▶ _Extracted records_:
• • • • •

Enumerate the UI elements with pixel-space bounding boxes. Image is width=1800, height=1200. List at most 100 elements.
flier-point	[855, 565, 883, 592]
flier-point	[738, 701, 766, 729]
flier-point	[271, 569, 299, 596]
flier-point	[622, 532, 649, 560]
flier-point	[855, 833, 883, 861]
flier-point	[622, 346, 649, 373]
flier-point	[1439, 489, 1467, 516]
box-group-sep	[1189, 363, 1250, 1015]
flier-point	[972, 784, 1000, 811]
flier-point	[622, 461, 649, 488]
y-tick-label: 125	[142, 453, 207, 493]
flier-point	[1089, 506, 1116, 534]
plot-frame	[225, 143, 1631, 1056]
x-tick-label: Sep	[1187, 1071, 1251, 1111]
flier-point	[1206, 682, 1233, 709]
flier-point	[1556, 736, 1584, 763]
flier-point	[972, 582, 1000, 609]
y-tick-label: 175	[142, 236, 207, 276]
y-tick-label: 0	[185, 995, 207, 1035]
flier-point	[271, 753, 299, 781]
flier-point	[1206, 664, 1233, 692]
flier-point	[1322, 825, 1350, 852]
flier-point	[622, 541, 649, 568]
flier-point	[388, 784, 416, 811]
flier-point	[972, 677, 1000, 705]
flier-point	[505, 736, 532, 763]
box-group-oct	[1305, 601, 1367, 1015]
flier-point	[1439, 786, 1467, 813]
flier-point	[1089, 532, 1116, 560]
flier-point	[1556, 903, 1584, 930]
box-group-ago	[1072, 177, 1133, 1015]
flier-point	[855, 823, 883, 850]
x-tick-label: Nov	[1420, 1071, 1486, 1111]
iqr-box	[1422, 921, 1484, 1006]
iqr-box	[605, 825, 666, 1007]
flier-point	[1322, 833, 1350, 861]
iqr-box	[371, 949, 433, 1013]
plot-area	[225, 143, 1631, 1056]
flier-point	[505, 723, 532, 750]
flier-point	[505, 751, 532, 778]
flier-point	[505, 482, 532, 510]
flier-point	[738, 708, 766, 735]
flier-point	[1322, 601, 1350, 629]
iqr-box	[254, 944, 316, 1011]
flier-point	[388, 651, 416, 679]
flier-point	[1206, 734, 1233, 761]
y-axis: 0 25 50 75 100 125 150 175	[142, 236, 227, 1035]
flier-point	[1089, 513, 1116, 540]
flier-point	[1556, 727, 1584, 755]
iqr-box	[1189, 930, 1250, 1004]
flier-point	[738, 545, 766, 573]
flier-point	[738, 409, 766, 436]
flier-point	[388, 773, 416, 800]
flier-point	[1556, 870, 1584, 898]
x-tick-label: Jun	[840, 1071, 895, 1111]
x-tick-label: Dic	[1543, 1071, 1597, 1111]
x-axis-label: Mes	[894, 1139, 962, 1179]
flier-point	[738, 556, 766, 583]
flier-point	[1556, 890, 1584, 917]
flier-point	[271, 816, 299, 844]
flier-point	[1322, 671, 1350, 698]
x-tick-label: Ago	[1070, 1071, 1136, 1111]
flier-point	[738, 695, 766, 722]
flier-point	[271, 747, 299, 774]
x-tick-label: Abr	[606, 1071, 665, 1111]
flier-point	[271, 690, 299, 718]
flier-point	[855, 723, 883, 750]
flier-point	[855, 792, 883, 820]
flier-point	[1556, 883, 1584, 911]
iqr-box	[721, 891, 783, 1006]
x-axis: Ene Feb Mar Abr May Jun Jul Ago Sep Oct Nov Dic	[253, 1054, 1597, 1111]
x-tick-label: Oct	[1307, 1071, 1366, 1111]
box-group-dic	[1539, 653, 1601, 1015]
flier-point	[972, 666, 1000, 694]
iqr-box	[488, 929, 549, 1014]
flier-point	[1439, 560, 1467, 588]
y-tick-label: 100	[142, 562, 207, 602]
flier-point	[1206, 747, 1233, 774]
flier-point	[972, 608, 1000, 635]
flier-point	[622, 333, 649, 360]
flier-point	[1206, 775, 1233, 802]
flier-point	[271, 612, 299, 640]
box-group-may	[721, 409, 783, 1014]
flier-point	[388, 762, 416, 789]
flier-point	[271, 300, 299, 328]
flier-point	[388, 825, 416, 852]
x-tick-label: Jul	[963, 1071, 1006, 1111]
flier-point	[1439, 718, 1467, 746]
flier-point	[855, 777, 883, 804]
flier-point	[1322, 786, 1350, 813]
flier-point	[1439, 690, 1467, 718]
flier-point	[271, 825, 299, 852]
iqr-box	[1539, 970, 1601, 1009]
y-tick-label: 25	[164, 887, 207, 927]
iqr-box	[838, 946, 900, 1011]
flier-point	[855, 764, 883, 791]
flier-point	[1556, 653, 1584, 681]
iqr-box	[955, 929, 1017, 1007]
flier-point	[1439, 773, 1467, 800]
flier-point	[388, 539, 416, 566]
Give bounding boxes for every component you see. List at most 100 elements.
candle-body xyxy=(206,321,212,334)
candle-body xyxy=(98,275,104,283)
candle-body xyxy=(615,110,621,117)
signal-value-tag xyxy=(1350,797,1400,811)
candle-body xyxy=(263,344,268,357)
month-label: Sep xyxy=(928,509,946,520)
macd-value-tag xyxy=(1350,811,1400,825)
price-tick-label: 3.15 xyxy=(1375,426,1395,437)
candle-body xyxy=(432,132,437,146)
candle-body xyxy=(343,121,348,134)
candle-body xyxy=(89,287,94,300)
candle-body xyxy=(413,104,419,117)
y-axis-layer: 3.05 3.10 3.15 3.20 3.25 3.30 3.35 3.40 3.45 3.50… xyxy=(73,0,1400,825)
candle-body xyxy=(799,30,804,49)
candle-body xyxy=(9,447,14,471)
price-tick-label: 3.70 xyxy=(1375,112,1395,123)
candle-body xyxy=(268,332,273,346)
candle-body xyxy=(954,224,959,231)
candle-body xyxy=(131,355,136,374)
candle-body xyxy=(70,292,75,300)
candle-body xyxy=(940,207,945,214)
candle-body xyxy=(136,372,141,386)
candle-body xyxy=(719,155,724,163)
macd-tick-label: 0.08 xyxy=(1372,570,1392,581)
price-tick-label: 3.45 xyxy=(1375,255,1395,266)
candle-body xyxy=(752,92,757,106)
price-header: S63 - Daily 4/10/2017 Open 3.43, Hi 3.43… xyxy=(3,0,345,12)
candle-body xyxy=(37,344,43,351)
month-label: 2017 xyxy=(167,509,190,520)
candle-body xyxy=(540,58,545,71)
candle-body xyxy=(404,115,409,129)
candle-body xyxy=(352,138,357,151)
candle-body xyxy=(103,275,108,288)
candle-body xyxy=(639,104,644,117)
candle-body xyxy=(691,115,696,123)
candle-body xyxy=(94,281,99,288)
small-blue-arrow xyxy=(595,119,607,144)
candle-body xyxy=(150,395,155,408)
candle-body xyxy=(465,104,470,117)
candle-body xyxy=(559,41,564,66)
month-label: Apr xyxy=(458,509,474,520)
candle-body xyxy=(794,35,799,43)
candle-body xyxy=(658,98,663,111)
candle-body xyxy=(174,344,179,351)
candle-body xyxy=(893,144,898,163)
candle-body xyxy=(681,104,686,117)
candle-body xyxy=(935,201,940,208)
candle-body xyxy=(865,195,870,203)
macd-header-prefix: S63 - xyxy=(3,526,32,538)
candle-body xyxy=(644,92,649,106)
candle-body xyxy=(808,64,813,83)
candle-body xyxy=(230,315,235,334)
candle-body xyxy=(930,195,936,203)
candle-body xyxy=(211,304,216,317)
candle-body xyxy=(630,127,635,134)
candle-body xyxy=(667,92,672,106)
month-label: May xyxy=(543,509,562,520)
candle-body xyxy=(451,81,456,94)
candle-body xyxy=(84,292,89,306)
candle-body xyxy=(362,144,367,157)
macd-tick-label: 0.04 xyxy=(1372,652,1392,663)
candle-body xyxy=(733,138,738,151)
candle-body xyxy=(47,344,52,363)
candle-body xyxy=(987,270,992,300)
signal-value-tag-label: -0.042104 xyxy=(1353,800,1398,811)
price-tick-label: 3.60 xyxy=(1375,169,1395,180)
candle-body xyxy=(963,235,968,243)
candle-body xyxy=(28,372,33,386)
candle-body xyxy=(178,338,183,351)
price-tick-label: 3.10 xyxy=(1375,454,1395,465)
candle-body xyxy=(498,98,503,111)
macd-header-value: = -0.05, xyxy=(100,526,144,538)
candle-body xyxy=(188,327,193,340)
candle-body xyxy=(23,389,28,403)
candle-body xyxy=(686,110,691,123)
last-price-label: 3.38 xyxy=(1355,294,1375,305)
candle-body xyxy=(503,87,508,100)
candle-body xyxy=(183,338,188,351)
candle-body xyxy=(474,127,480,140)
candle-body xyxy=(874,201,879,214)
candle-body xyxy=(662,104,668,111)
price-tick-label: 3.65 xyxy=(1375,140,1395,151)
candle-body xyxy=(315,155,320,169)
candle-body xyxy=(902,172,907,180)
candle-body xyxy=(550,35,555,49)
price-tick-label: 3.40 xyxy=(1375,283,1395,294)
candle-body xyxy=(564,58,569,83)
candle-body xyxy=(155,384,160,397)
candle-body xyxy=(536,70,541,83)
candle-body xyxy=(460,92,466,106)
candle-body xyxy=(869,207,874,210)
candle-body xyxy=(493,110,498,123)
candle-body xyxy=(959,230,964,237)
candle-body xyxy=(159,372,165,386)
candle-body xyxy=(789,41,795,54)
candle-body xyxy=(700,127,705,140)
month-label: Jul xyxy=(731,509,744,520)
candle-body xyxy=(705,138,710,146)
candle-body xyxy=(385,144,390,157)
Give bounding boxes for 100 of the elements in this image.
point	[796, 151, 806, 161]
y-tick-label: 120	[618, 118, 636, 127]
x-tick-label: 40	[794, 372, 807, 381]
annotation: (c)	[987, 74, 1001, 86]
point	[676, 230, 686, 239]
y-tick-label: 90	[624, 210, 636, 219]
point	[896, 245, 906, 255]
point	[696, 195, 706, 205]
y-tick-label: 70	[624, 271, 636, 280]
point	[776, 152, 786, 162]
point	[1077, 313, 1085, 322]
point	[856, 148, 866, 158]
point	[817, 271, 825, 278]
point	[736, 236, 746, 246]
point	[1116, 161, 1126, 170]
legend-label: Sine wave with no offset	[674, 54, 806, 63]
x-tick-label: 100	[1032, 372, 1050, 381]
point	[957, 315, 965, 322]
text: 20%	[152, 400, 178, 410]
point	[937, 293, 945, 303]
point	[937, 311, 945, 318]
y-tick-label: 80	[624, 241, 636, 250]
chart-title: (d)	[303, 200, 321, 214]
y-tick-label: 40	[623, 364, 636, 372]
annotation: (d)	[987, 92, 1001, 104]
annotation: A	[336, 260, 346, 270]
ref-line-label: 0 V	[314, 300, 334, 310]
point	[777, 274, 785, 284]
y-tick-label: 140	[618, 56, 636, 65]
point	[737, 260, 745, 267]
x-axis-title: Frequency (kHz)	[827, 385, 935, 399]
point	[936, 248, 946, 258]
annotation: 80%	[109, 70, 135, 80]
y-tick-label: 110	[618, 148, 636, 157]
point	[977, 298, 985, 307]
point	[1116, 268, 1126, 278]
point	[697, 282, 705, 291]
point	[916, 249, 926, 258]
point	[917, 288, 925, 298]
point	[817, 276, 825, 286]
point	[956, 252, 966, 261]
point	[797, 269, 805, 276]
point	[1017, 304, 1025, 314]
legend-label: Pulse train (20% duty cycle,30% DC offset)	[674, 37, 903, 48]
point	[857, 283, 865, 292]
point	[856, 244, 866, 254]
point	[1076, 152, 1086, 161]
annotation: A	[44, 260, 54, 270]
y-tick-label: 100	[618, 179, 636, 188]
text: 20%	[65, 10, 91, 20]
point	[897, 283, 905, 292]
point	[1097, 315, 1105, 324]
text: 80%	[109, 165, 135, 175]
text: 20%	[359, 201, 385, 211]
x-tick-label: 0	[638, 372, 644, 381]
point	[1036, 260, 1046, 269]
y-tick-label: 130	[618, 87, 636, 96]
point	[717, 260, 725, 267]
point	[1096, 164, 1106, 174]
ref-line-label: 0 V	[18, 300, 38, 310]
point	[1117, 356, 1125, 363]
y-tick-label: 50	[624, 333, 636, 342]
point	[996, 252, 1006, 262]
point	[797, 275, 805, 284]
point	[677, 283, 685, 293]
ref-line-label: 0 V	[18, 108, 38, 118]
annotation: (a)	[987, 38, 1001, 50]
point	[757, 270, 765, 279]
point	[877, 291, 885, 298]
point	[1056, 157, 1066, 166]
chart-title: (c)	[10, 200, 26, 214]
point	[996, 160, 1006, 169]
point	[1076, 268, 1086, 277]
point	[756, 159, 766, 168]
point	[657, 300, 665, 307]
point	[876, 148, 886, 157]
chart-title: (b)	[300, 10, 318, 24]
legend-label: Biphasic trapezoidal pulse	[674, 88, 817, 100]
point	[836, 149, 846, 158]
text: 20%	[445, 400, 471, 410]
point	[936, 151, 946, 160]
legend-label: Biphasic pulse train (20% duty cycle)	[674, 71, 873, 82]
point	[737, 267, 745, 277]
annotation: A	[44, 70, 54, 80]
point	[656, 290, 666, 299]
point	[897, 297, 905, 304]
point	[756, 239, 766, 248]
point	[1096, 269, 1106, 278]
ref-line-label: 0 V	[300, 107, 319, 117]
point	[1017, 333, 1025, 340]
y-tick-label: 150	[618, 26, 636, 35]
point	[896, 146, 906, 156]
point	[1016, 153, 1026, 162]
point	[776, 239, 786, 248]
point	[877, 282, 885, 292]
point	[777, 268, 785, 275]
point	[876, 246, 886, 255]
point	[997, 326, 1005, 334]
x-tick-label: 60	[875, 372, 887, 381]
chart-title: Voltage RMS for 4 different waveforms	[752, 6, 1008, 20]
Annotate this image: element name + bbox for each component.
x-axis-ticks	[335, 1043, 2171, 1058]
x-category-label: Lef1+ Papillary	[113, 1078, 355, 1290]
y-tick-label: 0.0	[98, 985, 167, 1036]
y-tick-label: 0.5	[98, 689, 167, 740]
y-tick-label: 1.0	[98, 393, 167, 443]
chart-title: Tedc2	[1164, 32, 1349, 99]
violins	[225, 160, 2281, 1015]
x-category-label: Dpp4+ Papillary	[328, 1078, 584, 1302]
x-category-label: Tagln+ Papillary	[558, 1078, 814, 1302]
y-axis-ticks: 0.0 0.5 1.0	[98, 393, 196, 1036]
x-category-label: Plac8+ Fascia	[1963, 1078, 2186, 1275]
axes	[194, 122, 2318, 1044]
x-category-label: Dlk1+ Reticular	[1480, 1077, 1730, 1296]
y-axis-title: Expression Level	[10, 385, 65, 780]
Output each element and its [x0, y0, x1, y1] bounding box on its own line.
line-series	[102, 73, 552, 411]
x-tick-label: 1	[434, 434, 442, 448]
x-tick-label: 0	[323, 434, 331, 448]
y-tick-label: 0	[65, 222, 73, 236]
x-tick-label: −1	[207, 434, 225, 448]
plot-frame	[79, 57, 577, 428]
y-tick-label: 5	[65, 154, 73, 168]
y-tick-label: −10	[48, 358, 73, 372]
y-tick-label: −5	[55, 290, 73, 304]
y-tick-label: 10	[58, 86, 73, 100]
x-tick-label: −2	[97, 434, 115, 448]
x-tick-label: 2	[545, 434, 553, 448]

• • • • •

▶ _What needs to be done_:
Could you pull out every line from the very first of the rows above through the line containing "784, 416, 811]", both included, and reproduce them unchanged?

▶ _Exercise response_:
Enumerate the UI elements with pixel-space bounding boxes. Image is width=1800, height=1200. List at most 100 elements.
flier-point	[855, 565, 883, 592]
flier-point	[738, 701, 766, 729]
flier-point	[271, 569, 299, 596]
flier-point	[622, 532, 649, 560]
flier-point	[855, 833, 883, 861]
flier-point	[622, 346, 649, 373]
flier-point	[1439, 489, 1467, 516]
box-group-sep	[1189, 363, 1250, 1015]
flier-point	[972, 784, 1000, 811]
flier-point	[622, 461, 649, 488]
y-tick-label: 125	[142, 453, 207, 493]
flier-point	[1089, 506, 1116, 534]
plot-frame	[225, 143, 1631, 1056]
x-tick-label: Sep	[1187, 1071, 1251, 1111]
flier-point	[1206, 682, 1233, 709]
flier-point	[1556, 736, 1584, 763]
flier-point	[972, 582, 1000, 609]
y-tick-label: 175	[142, 236, 207, 276]
y-tick-label: 0	[185, 995, 207, 1035]
flier-point	[271, 753, 299, 781]
flier-point	[1206, 664, 1233, 692]
flier-point	[1322, 825, 1350, 852]
flier-point	[622, 541, 649, 568]
flier-point	[388, 784, 416, 811]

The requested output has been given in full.